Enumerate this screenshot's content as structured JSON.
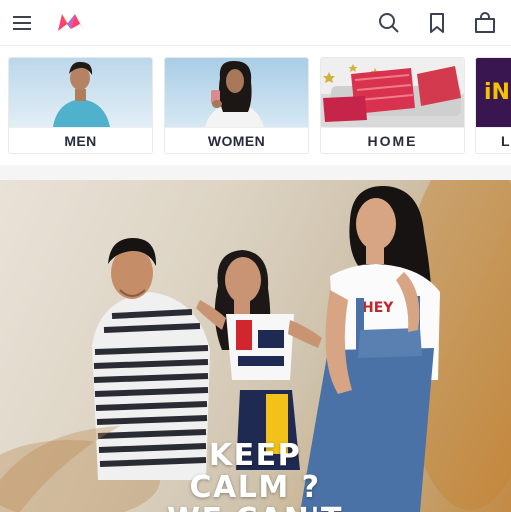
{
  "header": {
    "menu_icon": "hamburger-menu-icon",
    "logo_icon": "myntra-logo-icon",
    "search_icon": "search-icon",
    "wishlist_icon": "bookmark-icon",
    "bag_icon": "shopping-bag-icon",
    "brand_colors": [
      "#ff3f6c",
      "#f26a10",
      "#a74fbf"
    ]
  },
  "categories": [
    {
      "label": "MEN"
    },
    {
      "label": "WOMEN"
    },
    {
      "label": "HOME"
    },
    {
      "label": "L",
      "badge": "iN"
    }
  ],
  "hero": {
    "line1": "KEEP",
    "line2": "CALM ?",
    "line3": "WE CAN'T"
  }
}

-*-*-

** DESCRIPTION OF THE TASK **
Find every line above that contains the word "icon", and return each one.

** OUTPUT OF THE EXERCISE **
    "menu_icon": "hamburger-menu-icon",
    "logo_icon": "myntra-logo-icon",
    "search_icon": "search-icon",
    "wishlist_icon": "bookmark-icon",
    "bag_icon": "shopping-bag-icon",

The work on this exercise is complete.